◆ EXTRAIT CHOISI
____________

Bon, une page est tournée. Une page qui clôt un chapitre de ma vie. Un épisode d’un an et demi. L’histoire d’un coup de coup de cœur. D’un coup de foudre. D’une fulgurance.

Ce matin, je lui ai dit adieu. Je lui ai jeté un ultime regard histoire de bien la voir une dernière fois. Avec un pincement au cœur. Avec une légère boule dans la gorge. Il n’aurait pas fallu me demander comment ça allait, à ce moment très précis, sinon, je ne peux pas jurer que je n’aurais pas eu un ou deux sanglots dans la voix. Le kiki serré.

Peut-être aussi parce que je me suis senti un peu coupable. D’une trahison. D’un coup bas. Et avec cette inquiétude naissante : n’ai-je pas fait une connerie. Lâcher la proie pour l’ombre. Quitter une de deux ans pour une encore plus jeune. À peine née. Pas encore sortie de la couveuse. Question de jeunisme ? Non, simplement, difficilement un caprice.

____________

◆ À COMPLÉTER
• 1. Pouvez-vous recopier mot pour mot le passage du récit d'adieu qui commence à « Bon, une page » et se termine à « difficilement un caprice. » ?
• 2. Pouvez-vous prolonger le récit d'adieu à partir de sa dernière phrase ?

____________

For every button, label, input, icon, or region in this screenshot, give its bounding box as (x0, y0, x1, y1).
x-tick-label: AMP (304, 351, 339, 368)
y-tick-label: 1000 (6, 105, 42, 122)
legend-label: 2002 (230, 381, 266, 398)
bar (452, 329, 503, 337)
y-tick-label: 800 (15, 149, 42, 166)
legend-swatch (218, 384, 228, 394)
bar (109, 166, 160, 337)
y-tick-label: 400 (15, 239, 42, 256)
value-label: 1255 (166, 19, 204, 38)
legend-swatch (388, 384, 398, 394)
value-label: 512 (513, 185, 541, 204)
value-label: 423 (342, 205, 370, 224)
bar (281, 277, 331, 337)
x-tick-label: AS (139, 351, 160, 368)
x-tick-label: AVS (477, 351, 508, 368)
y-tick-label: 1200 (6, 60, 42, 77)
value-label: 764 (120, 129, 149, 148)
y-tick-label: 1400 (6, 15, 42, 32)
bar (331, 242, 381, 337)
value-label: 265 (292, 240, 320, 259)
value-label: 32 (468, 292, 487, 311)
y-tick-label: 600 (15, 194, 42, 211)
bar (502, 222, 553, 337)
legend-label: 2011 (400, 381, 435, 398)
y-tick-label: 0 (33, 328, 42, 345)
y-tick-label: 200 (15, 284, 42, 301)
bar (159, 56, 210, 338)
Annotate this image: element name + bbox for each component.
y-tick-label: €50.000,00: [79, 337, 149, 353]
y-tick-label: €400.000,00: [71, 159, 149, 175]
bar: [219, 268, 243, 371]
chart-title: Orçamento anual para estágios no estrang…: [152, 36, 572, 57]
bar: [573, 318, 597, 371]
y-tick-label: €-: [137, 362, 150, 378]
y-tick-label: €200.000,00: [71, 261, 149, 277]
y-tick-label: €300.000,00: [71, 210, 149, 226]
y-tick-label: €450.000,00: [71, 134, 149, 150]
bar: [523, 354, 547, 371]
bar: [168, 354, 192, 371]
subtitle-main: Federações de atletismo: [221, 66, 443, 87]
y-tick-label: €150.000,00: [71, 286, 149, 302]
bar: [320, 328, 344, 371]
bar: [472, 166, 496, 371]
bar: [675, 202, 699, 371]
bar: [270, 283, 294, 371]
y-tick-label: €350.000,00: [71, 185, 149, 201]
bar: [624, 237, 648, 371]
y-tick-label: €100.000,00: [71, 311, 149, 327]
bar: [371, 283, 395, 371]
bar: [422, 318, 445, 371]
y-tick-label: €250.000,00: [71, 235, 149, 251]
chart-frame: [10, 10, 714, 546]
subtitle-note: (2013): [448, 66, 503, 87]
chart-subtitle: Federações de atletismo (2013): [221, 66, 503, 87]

____________

◆ RÉPONSES PROPOSÉES
• 1.
Bon, une page est tournée. Une page qui clôt un chapitre de ma vie. Un épisode d’un an et demi. L’histoire d’un coup de coup de cœur. D’un coup de foudre. D’une fulgurance.

Ce matin, je lui ai dit adieu. Je lui ai jeté un ultime regard histoire de bien la voir une dernière fois. Avec un pincement au cœur. Avec une légère boule dans la gorge. Il n’aurait pas fallu me demander comment ça allait, à ce moment très précis, sinon, je ne peux pas jurer que je n’aurais pas eu un ou deux sanglots dans la voix. Le kiki serré.

Peut-être aussi parce que je me suis senti un peu coupable. D’une trahison. D’un coup bas. Et avec cette inquiétude naissante : n’ai-je pas fait une connerie. Lâcher la proie pour l’ombre. Quitter une de deux ans pour une encore plus jeune. À peine née. Pas encore sortie de la couveuse. Question de jeunisme ? Non, simplement, difficilement un caprice.

• 2.
Parce que j’ai eu des doutes. Et parce que je me suis laissé emporter par eux vers des envies d’autres horizons. Alors, je l’ai abandonnée. Dans les mains d’une Stéphanie. Quitter un Stéphane pour une Stéphanie. Ai-je vendu mon âme au diable en même temps que je vendais mon Renault Captur à cette dame de Montauban ? Un certain avenir me le dira peut-être.

Cette page est tournée, certes, mais la prochaine n’est pas encore ouverte. Je suis en attente des nouvelles de la suivante. En espérant que je n’aurai aucuns regrets. En plus des remords.